Excerpted records |
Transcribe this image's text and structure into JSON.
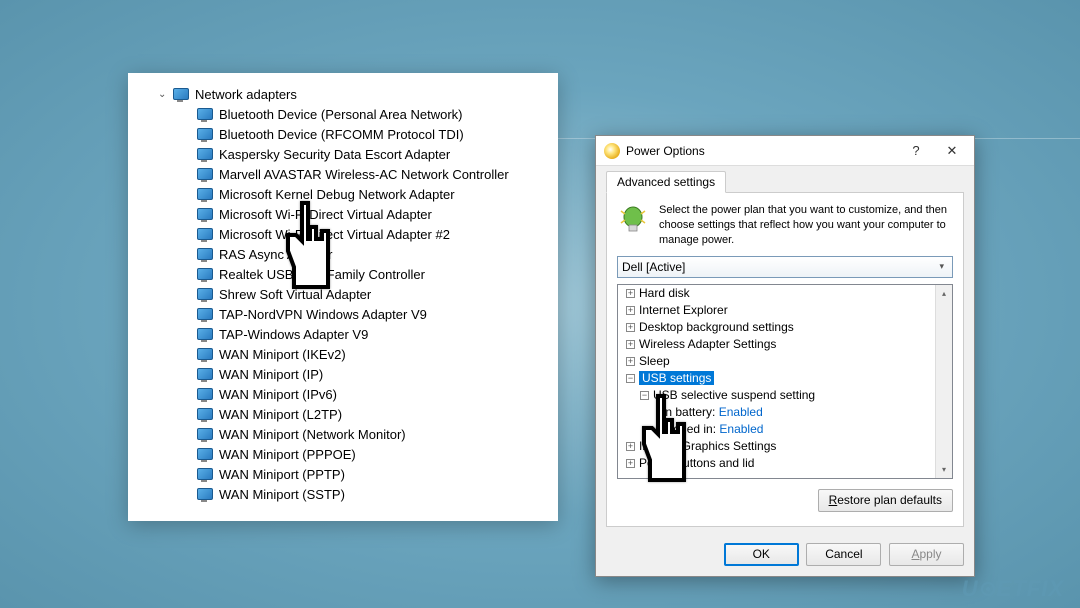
{
  "device_manager": {
    "category": "Network adapters",
    "items": [
      "Bluetooth Device (Personal Area Network)",
      "Bluetooth Device (RFCOMM Protocol TDI)",
      "Kaspersky Security Data Escort Adapter",
      "Marvell AVASTAR Wireless-AC Network Controller",
      "Microsoft Kernel Debug Network Adapter",
      "Microsoft Wi-Fi Direct Virtual Adapter",
      "Microsoft Wi-Fi Direct Virtual Adapter #2",
      "RAS Async Adapter",
      "Realtek USB GbE Family Controller",
      "Shrew Soft Virtual Adapter",
      "TAP-NordVPN Windows Adapter V9",
      "TAP-Windows Adapter V9",
      "WAN Miniport (IKEv2)",
      "WAN Miniport (IP)",
      "WAN Miniport (IPv6)",
      "WAN Miniport (L2TP)",
      "WAN Miniport (Network Monitor)",
      "WAN Miniport (PPPOE)",
      "WAN Miniport (PPTP)",
      "WAN Miniport (SSTP)"
    ]
  },
  "power_options": {
    "title": "Power Options",
    "tab": "Advanced settings",
    "description": "Select the power plan that you want to customize, and then choose settings that reflect how you want your computer to manage power.",
    "plan": "Dell [Active]",
    "tree": {
      "hard_disk": "Hard disk",
      "ie": "Internet Explorer",
      "desktop_bg": "Desktop background settings",
      "wireless": "Wireless Adapter Settings",
      "sleep": "Sleep",
      "usb": "USB settings",
      "usb_sel": "USB selective suspend setting",
      "on_batt_label": "On battery:",
      "on_batt_val": "Enabled",
      "plugged_label": "Plugged in:",
      "plugged_val": "Enabled",
      "graphics": "Intel(R) Graphics Settings",
      "power_lid": "Power buttons and lid"
    },
    "restore": "Restore plan defaults",
    "ok": "OK",
    "cancel": "Cancel",
    "apply": "Apply"
  },
  "watermark": "UGETFIX"
}
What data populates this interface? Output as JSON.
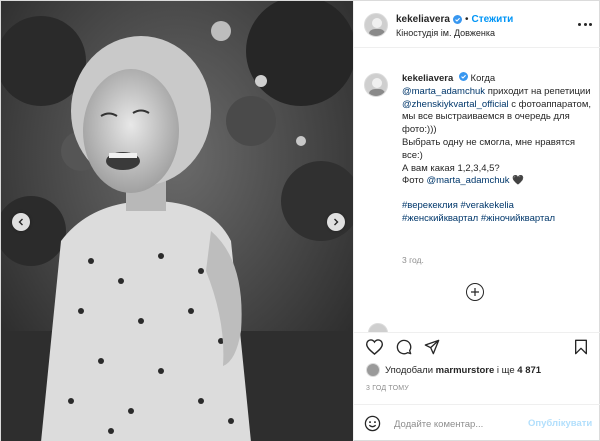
{
  "header": {
    "username": "kekeliavera",
    "separator": "•",
    "follow_label": "Стежити",
    "location": "Кіностудія ім. Довженка"
  },
  "caption": {
    "username": "kekeliavera",
    "lines": [
      {
        "type": "text",
        "text": "Когда"
      },
      {
        "type": "mention",
        "text": "@marta_adamchuk"
      },
      {
        "type": "text",
        "text": "приходит на репетиции"
      },
      {
        "type": "mention",
        "text": "@zhenskiykvartal_official"
      },
      {
        "type": "text",
        "text": "с фотоаппаратом, мы все выстраиваемся в очередь для фото:)))"
      },
      {
        "type": "text",
        "text": "Выбрать одну не смогла, мне нравятся все:)"
      },
      {
        "type": "text",
        "text": "А вам какая 1,2,3,4,5?"
      },
      {
        "type": "text",
        "text": "Фото"
      },
      {
        "type": "mention",
        "text": "@marta_adamchuk"
      },
      {
        "type": "text",
        "text": "🖤"
      }
    ],
    "hashtags": [
      "#верекеклия",
      "#verakekelia",
      "#женскийквартал",
      "#жіночийквартал"
    ],
    "time_ago": "3 год."
  },
  "likes": {
    "prefix": "Уподобали",
    "user": "marmurstore",
    "middle": "і ще",
    "count": "4 871"
  },
  "post_date": "3 ГОД ТОМУ",
  "comment_box": {
    "placeholder": "Додайте коментар...",
    "publish_label": "Опублікувати"
  },
  "icons": {
    "like": "heart-icon",
    "comment": "comment-icon",
    "share": "share-icon",
    "save": "bookmark-icon",
    "emoji": "smiley-icon",
    "more": "more-icon",
    "verified": "verified-badge-icon",
    "load_more": "plus-circle-icon"
  },
  "colors": {
    "link": "#0095f6",
    "mention": "#00376b",
    "muted": "#8e8e8e",
    "border": "#dbdbdb",
    "publish_disabled": "#b2dffc"
  }
}
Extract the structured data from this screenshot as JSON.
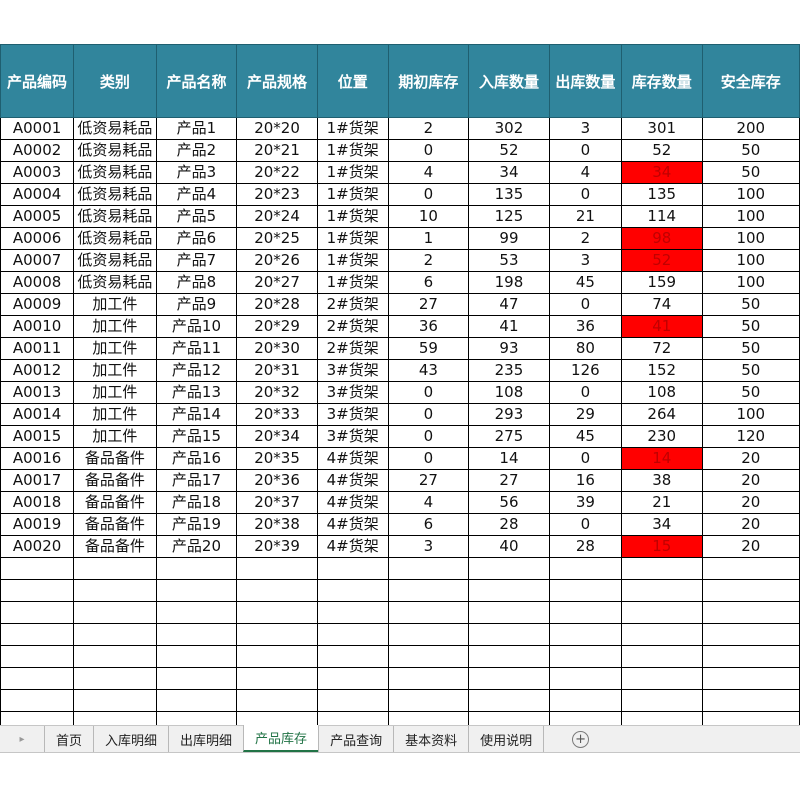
{
  "sheet": {
    "headers": [
      "产品编码",
      "类别",
      "产品名称",
      "产品规格",
      "位置",
      "期初库存",
      "入库数量",
      "出库数量",
      "库存数量",
      "安全库存"
    ],
    "rows": [
      [
        "A0001",
        "低资易耗品",
        "产品1",
        "20*20",
        "1#货架",
        "2",
        "302",
        "3",
        "301",
        "200"
      ],
      [
        "A0002",
        "低资易耗品",
        "产品2",
        "20*21",
        "1#货架",
        "0",
        "52",
        "0",
        "52",
        "50"
      ],
      [
        "A0003",
        "低资易耗品",
        "产品3",
        "20*22",
        "1#货架",
        "4",
        "34",
        "4",
        "34",
        "50"
      ],
      [
        "A0004",
        "低资易耗品",
        "产品4",
        "20*23",
        "1#货架",
        "0",
        "135",
        "0",
        "135",
        "100"
      ],
      [
        "A0005",
        "低资易耗品",
        "产品5",
        "20*24",
        "1#货架",
        "10",
        "125",
        "21",
        "114",
        "100"
      ],
      [
        "A0006",
        "低资易耗品",
        "产品6",
        "20*25",
        "1#货架",
        "1",
        "99",
        "2",
        "98",
        "100"
      ],
      [
        "A0007",
        "低资易耗品",
        "产品7",
        "20*26",
        "1#货架",
        "2",
        "53",
        "3",
        "52",
        "100"
      ],
      [
        "A0008",
        "低资易耗品",
        "产品8",
        "20*27",
        "1#货架",
        "6",
        "198",
        "45",
        "159",
        "100"
      ],
      [
        "A0009",
        "加工件",
        "产品9",
        "20*28",
        "2#货架",
        "27",
        "47",
        "0",
        "74",
        "50"
      ],
      [
        "A0010",
        "加工件",
        "产品10",
        "20*29",
        "2#货架",
        "36",
        "41",
        "36",
        "41",
        "50"
      ],
      [
        "A0011",
        "加工件",
        "产品11",
        "20*30",
        "2#货架",
        "59",
        "93",
        "80",
        "72",
        "50"
      ],
      [
        "A0012",
        "加工件",
        "产品12",
        "20*31",
        "3#货架",
        "43",
        "235",
        "126",
        "152",
        "50"
      ],
      [
        "A0013",
        "加工件",
        "产品13",
        "20*32",
        "3#货架",
        "0",
        "108",
        "0",
        "108",
        "50"
      ],
      [
        "A0014",
        "加工件",
        "产品14",
        "20*33",
        "3#货架",
        "0",
        "293",
        "29",
        "264",
        "100"
      ],
      [
        "A0015",
        "加工件",
        "产品15",
        "20*34",
        "3#货架",
        "0",
        "275",
        "45",
        "230",
        "120"
      ],
      [
        "A0016",
        "备品备件",
        "产品16",
        "20*35",
        "4#货架",
        "0",
        "14",
        "0",
        "14",
        "20"
      ],
      [
        "A0017",
        "备品备件",
        "产品17",
        "20*36",
        "4#货架",
        "27",
        "27",
        "16",
        "38",
        "20"
      ],
      [
        "A0018",
        "备品备件",
        "产品18",
        "20*37",
        "4#货架",
        "4",
        "56",
        "39",
        "21",
        "20"
      ],
      [
        "A0019",
        "备品备件",
        "产品19",
        "20*38",
        "4#货架",
        "6",
        "28",
        "0",
        "34",
        "20"
      ],
      [
        "A0020",
        "备品备件",
        "产品20",
        "20*39",
        "4#货架",
        "3",
        "40",
        "28",
        "15",
        "20"
      ]
    ],
    "low_stock_rows": [
      2,
      5,
      6,
      9,
      15,
      19
    ],
    "empty_rows": 8,
    "low_stock_color": "#ff0000",
    "header_color": "#31859c"
  },
  "tabs": {
    "items": [
      "首页",
      "入库明细",
      "出库明细",
      "产品库存",
      "产品查询",
      "基本资料",
      "使用说明"
    ],
    "active": "产品库存",
    "accent_color": "#217346"
  },
  "icons": {
    "nav": "nav-arrow-icon",
    "add": "add-sheet-icon"
  }
}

What the task asks |
Select the lines that carry the string "plan" and copy them.

Output |
    "description": "Select the power plan that you want to customize, and then choose settings that reflect how you want your computer to manage power.",
    "plan": "Dell [Active]",
    "restore": "Restore plan defaults",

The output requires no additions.